> **TEXTE SOURCE**:
===============

Le CÉLIB, né dans les années 1950 sous l’impulsion de René Pleven, est « le type même du lobby », selon l’historien Jean-Jacques Monnier : un « lobby » extrêmement bénéfique pour les Bretons qui lui doivent de grosses implantations industrielles (Michelin à Vannes, Citroën à Rennes), la réorganisation des marchés agricoles, le plan routier, l’ajustement des tarifs du rail, la création de Brittany Ferries et de Brit Air, etc.

L’Institut de Locarn, inauguré officiellement en 1994, est un club de réflexion et de stratégie breto-centré. Le principe de son action est exprimé par André Glon, Pdg du groupe agro-alimentaire Glon-Sanders, son actuel directeur : « La France va tomber, mais ce serait sympa que la Bretagne tombe moins bas »… Les gros chantiers de l’Institut sont : la réduction du déficit énergétique de la Bretagne (mais avec le choix mafieux de l’éolien « offshore », un « lobby » dans le « lobby »…), le TGV jusqu’à Rennes ou encore le très haut débit sur l’ensemble de la région.

===============

> **DONNÉES D'ENTRÉE**:
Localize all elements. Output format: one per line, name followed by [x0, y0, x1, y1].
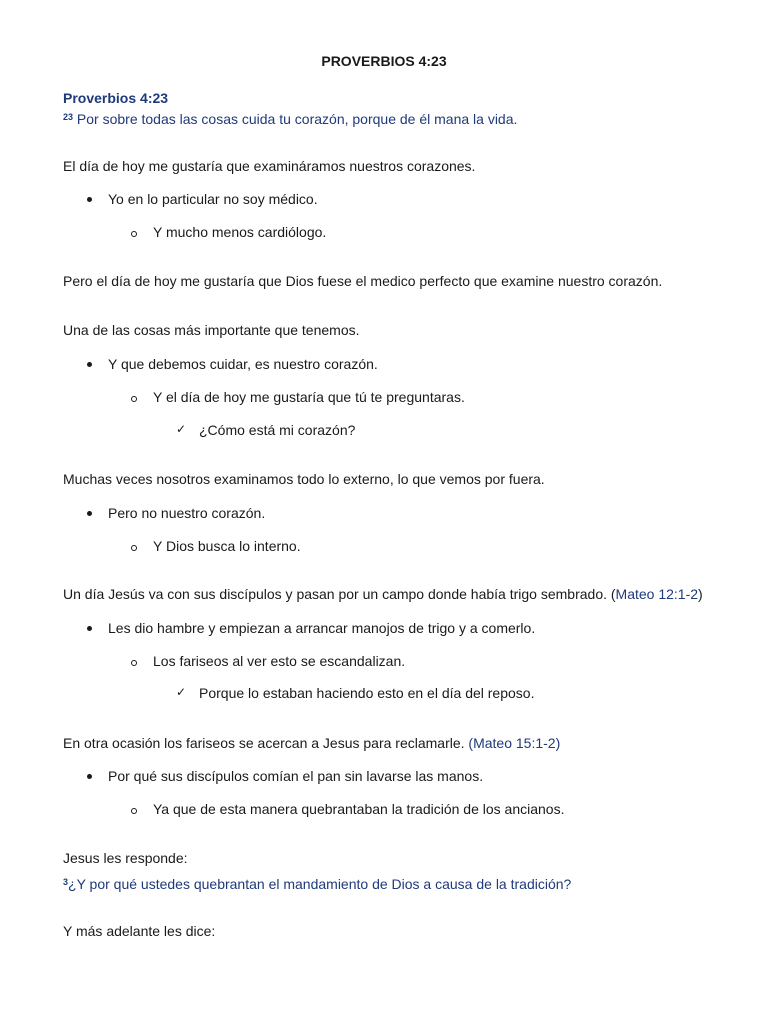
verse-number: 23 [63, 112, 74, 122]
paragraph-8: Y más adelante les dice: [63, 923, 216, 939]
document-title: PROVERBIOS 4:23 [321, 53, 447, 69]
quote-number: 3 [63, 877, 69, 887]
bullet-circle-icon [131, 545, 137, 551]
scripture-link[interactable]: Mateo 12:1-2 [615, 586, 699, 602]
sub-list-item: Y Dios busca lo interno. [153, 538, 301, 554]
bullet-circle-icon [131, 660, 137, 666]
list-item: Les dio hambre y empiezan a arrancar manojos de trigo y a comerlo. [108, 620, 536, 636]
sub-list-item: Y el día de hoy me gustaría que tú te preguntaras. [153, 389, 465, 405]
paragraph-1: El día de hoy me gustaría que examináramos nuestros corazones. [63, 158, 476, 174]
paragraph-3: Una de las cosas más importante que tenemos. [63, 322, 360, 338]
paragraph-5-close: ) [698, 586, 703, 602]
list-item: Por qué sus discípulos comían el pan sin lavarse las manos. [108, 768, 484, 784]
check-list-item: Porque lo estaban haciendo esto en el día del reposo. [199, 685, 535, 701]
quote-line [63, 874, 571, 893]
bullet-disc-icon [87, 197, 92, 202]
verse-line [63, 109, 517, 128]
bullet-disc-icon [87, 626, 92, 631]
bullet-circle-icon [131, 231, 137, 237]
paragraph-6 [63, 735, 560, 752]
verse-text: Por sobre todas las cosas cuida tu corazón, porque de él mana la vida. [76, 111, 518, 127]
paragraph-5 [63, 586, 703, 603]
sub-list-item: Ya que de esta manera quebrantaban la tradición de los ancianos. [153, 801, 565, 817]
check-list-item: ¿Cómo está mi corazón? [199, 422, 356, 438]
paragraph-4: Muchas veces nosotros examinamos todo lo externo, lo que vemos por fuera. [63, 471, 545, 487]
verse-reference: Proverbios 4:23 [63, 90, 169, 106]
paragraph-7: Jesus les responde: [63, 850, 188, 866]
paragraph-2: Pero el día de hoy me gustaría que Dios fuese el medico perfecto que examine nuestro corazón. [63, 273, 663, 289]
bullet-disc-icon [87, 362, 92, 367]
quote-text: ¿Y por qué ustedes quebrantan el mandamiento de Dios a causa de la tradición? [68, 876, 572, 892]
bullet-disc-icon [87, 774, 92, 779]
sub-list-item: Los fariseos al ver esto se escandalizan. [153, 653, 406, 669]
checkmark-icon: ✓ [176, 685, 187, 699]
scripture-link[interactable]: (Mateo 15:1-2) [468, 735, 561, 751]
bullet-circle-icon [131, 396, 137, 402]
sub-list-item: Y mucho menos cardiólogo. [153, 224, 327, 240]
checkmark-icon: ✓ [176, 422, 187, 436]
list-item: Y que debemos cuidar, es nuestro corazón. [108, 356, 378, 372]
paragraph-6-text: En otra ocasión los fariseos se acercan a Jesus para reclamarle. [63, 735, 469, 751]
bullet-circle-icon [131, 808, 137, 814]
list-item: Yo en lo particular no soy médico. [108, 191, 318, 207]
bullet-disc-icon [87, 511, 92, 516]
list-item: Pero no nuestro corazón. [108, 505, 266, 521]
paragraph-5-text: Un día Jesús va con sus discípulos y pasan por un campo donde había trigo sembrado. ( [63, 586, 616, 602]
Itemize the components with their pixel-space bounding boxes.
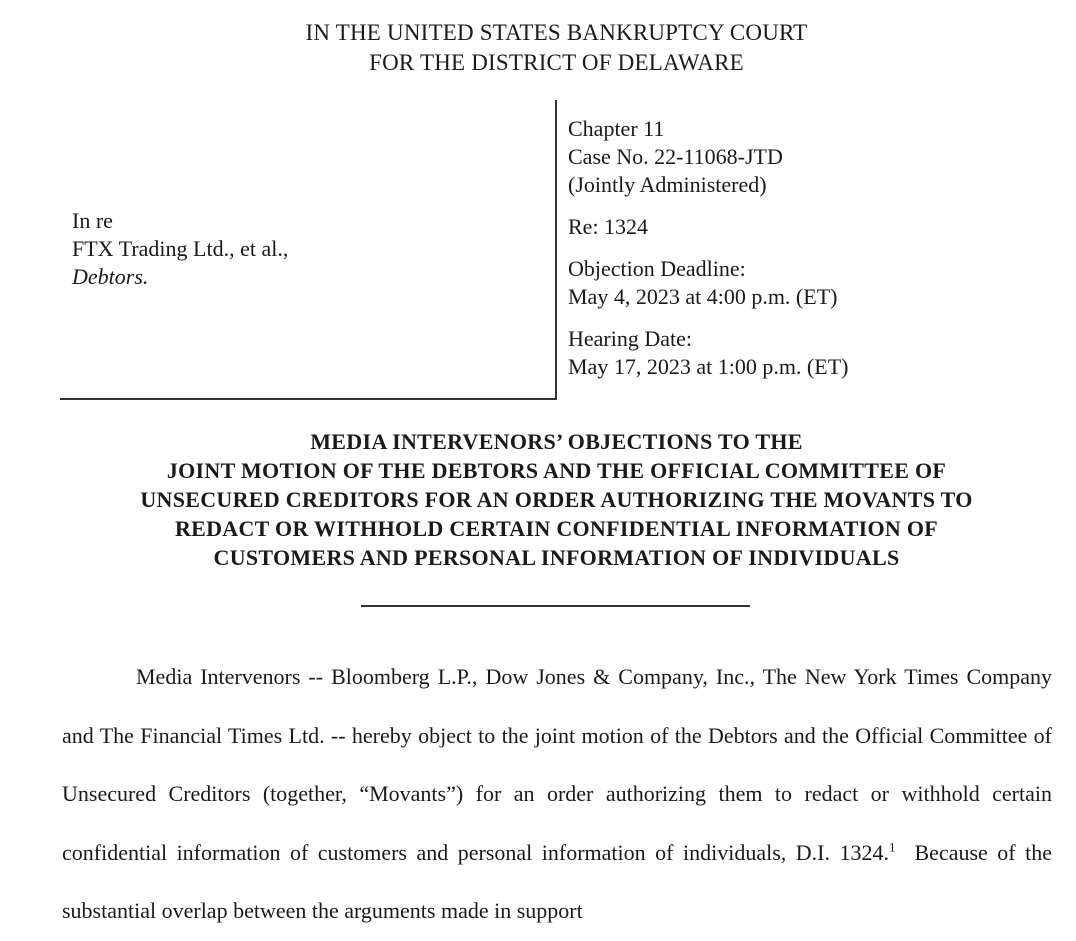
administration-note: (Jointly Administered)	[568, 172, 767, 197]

===============

> **CONSIGNES**:
- 1) Recopiez le passage du texte source allant de « Le CÉLIB, né » jusqu'à « Brit Air, etc. », en substituant « Lorient » à « Vannes ».
- 2) Dupliquez à l'identique les lignes des enregistrements allant de celle qui contient « verse-number: 23 [63, 112, 74, 122] » jusqu'à celle qui contient « sub-list-item: Y Dios », ces deux lignes incluses, et uniquement celles-ci.

> **RÉPONSES AUX CONSIGNES**:
- 1)
Le CÉLIB, né dans les années 1950 sous l’impulsion de René Pleven, est « le type même du lobby », selon l’historien Jean-Jacques Monnier : un « lobby » extrêmement bénéfique pour les Bretons qui lui doivent de grosses implantations industrielles (Michelin à Lorient, Citroën à Rennes), la réorganisation des marchés agricoles, le plan routier, l’ajustement des tarifs du rail, la création de Brittany Ferries et de Brit Air, etc.

- 2)
verse-number: 23 [63, 112, 74, 122]
paragraph-8: Y más adelante les dice: [63, 923, 216, 939]
document-title: PROVERBIOS 4:23 [321, 53, 447, 69]
quote-number: 3 [63, 877, 69, 887]
bullet-circle-icon [131, 545, 137, 551]
scripture-link[interactable]: Mateo 12:1-2 [615, 586, 699, 602]
sub-list-item: Y Dios busca lo interno. [153, 538, 301, 554]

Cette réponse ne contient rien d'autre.